### REQUIRED ACTIONS
(1) Answer these questions using the Mt. Lindsey route description:
(a) Which two summits does the 13,150-foot saddle lie between?
(b) What class is the direct line that many climbers take up the crux pitch?
(c) Near what elevation does the trail turn east toward the north face?
(2) Continue the description of the Mt. Lindsey northwest ridge route, starting after its last sentence.

### QUOTED PASSAGE
First, follow the Mt. Lindsey - North Face Route to the 13,150-foot saddle between Iron Nipple and Mt. Lindsey. From the saddle, the northwest ridge is in full view and may look intimidating to some. More than 1/2 way up the ridge a crux wall makes this route more difficult than the standard, north face route - 1 and 2. Finding a Class 3 line around the crux is possible but many climbers simply take a direct, Class 4 line up the brief pitch.

Hike southeast along the ridge on a small trail and near 13,200', where the trail turns east toward the north face, stay right and continue up the northwest ridge - 3. As you climb higher, the terrain becomes more rugged and requires some Class 3 scrambling, especially on the ridge crest - 4. As you scramble toward the crux wall ( 5), it's clear that the route is becoming more serious. Scramble across a steep area below the ridge crest, down to a notch and up to the base of the crux wall. 6 and 7 were taken in this area and show some of the rugged terrain features.

### Bounding box prediction data
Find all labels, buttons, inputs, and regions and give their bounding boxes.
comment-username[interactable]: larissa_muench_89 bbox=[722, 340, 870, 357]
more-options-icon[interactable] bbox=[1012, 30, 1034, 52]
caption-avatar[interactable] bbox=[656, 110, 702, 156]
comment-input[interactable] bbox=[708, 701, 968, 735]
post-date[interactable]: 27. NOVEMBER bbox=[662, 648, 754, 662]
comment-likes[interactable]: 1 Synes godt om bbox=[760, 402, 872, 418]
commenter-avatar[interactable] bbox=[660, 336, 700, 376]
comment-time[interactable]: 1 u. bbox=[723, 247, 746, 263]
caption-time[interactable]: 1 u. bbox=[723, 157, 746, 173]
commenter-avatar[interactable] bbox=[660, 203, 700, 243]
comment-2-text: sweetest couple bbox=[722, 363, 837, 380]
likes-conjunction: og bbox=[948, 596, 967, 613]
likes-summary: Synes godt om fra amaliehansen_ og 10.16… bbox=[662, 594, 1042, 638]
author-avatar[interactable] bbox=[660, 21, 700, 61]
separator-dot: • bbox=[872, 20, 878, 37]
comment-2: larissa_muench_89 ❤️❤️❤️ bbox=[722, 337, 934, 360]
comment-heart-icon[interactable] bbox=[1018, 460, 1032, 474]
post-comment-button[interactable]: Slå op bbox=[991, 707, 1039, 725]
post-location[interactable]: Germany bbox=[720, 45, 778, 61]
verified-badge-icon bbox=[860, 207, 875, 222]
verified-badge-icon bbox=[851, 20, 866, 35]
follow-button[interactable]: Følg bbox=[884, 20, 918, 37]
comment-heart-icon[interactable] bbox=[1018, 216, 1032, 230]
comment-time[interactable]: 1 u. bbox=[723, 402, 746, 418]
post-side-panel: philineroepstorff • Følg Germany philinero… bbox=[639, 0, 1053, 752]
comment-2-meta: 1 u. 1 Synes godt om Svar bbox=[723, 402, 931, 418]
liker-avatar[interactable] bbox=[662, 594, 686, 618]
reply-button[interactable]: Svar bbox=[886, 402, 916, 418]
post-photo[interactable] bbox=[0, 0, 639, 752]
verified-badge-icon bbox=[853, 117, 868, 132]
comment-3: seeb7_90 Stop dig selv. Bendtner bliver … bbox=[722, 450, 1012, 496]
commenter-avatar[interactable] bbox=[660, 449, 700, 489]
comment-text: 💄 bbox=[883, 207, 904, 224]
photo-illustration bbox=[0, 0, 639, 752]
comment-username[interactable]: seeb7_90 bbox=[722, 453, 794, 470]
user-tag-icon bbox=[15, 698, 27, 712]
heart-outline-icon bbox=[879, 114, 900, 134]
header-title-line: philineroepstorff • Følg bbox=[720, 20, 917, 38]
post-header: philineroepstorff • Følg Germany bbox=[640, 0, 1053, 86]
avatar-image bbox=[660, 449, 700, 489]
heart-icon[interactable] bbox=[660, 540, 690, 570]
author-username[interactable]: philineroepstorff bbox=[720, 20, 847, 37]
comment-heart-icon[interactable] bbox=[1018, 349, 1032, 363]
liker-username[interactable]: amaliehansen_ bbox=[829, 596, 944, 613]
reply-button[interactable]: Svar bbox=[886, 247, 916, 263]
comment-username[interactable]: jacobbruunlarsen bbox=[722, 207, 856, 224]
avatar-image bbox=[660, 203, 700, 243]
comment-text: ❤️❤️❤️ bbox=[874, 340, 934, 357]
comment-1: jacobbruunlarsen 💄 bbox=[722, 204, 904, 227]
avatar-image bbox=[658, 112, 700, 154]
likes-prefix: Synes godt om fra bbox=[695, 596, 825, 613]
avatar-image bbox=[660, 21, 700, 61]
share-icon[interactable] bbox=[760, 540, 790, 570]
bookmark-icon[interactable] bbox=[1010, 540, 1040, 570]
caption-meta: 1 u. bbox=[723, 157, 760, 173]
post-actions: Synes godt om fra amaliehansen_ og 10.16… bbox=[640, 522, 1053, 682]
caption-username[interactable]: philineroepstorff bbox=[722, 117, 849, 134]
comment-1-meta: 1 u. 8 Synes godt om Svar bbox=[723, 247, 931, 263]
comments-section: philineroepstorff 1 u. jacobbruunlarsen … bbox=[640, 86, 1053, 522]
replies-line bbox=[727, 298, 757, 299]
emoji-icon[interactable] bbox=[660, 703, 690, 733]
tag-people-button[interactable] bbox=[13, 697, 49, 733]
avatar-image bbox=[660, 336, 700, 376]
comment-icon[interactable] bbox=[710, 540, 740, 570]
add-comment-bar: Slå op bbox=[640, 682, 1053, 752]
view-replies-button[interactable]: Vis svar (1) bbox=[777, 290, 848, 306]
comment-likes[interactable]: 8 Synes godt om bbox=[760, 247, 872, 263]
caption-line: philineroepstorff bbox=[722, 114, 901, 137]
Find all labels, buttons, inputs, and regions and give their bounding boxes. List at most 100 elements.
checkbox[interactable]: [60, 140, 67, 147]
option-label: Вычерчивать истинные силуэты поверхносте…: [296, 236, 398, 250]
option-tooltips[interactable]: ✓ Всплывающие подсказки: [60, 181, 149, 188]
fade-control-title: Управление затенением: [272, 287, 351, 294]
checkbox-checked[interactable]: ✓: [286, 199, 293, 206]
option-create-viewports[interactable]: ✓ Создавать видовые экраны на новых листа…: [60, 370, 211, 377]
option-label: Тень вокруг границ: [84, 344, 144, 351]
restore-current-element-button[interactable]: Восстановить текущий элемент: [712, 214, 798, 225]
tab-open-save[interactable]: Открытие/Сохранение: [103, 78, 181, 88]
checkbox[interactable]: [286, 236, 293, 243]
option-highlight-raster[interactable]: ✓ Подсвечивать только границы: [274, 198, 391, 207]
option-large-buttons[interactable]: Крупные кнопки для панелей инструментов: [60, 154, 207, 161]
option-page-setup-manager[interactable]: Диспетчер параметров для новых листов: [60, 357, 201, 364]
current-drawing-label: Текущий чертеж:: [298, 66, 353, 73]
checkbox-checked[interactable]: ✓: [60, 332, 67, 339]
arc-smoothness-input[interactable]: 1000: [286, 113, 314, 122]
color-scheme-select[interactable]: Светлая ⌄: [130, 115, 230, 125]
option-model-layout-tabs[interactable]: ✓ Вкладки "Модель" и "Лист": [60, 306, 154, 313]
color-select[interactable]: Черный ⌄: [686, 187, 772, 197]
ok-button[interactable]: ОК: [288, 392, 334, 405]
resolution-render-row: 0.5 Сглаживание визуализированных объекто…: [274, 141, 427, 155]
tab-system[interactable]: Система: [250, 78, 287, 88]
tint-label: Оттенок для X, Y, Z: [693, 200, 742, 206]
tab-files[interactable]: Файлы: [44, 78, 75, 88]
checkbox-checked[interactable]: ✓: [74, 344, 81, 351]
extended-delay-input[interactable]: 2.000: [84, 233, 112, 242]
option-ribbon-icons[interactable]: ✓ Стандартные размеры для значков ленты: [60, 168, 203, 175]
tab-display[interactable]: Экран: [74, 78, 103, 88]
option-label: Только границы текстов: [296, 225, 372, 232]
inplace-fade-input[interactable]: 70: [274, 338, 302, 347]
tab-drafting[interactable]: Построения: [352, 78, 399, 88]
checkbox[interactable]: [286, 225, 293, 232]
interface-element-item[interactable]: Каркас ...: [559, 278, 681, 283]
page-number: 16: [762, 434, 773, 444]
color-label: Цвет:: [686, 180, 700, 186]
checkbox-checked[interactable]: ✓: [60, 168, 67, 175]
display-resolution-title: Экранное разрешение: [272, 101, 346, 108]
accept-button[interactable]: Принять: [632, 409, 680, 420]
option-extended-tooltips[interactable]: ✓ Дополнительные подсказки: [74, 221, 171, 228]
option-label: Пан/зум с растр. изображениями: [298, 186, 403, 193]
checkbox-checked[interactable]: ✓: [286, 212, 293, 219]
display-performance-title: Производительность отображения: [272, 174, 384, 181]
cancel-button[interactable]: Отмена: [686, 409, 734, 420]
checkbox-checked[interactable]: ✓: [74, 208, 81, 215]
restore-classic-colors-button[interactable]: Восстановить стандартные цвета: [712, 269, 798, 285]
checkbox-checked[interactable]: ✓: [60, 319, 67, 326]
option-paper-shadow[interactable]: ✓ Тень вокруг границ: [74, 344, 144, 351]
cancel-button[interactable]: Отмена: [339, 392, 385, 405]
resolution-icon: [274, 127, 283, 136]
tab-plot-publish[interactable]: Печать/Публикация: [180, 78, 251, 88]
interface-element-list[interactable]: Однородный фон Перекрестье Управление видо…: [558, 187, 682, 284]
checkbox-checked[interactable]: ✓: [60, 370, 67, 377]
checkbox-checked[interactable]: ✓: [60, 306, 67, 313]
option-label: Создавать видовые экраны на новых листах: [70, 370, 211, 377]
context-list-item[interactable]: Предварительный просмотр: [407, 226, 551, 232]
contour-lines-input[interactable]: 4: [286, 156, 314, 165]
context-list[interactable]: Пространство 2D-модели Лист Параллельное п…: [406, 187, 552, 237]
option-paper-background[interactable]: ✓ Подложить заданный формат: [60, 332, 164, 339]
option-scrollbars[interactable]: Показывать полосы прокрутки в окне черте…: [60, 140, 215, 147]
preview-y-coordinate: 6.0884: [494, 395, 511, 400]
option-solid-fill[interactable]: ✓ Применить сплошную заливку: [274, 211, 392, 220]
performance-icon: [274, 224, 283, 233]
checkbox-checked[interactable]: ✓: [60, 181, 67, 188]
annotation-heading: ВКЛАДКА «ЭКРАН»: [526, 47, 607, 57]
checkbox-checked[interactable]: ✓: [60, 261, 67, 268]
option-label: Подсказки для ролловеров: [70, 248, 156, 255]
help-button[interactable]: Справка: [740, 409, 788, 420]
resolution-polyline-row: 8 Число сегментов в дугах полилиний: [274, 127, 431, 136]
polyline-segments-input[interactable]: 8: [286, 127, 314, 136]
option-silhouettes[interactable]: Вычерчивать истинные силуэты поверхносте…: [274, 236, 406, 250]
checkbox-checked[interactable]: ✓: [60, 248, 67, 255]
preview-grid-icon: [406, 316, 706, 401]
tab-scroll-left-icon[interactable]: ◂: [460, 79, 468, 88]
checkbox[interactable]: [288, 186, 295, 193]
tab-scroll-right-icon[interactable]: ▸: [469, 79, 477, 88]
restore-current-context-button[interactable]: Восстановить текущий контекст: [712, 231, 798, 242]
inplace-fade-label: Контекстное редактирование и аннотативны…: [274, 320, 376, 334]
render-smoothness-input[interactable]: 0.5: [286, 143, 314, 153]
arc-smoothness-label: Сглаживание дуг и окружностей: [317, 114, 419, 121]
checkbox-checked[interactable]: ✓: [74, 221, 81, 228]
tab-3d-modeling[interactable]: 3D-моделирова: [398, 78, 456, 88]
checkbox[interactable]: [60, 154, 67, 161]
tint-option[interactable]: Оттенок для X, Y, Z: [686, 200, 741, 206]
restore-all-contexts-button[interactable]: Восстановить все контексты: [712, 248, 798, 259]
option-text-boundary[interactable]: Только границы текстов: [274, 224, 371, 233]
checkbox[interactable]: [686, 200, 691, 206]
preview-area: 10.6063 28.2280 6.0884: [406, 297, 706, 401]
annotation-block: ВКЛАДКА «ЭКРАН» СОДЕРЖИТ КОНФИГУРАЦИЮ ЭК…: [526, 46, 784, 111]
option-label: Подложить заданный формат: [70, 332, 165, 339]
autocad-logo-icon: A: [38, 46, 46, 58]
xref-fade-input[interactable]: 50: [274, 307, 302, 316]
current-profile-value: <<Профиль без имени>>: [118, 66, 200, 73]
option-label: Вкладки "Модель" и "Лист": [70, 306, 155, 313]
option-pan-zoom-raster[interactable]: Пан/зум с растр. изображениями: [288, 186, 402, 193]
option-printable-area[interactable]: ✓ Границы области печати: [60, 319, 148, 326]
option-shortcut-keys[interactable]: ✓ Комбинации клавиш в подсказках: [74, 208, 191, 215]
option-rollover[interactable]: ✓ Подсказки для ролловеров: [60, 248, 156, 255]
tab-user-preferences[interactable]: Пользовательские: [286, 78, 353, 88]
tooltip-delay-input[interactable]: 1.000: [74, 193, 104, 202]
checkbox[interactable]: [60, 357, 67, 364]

### RESPONSES BY TASK
(1)
(a) Iron Nipple and Mt. Lindsey
(b) Class 4
(c) Near 13,200 feet

(2)
8 is a head-on view of the crux wall, showing several options. One way to keep the difficulty at (exposed) Class 3 is to bypass the wall on the left side. If you choose this option, regain the ridge right after the crux wall to avoid loose terrain. If you're comfortable with brief Class 4 climbing, the best option may be just left of the large, vertical crack in the center of the wall - 9. Carefully pick your line and regain the ridge on easier terrain - 10.

Above the crux, continue up the ridge - 11 and 12. As you ascend, the standard route is directly below, so be careful not to tumble rocks off the ridge - 13. Continue to the 14,000-foot false summit on the northwest end of the summit ridge - 14. Hike southeast for nearly 0.2 to reach the summit - 15. Taken from back at the 13,150-foot saddle, 16 is another look at the ridge.


The route is much more stable than the standard, gully route.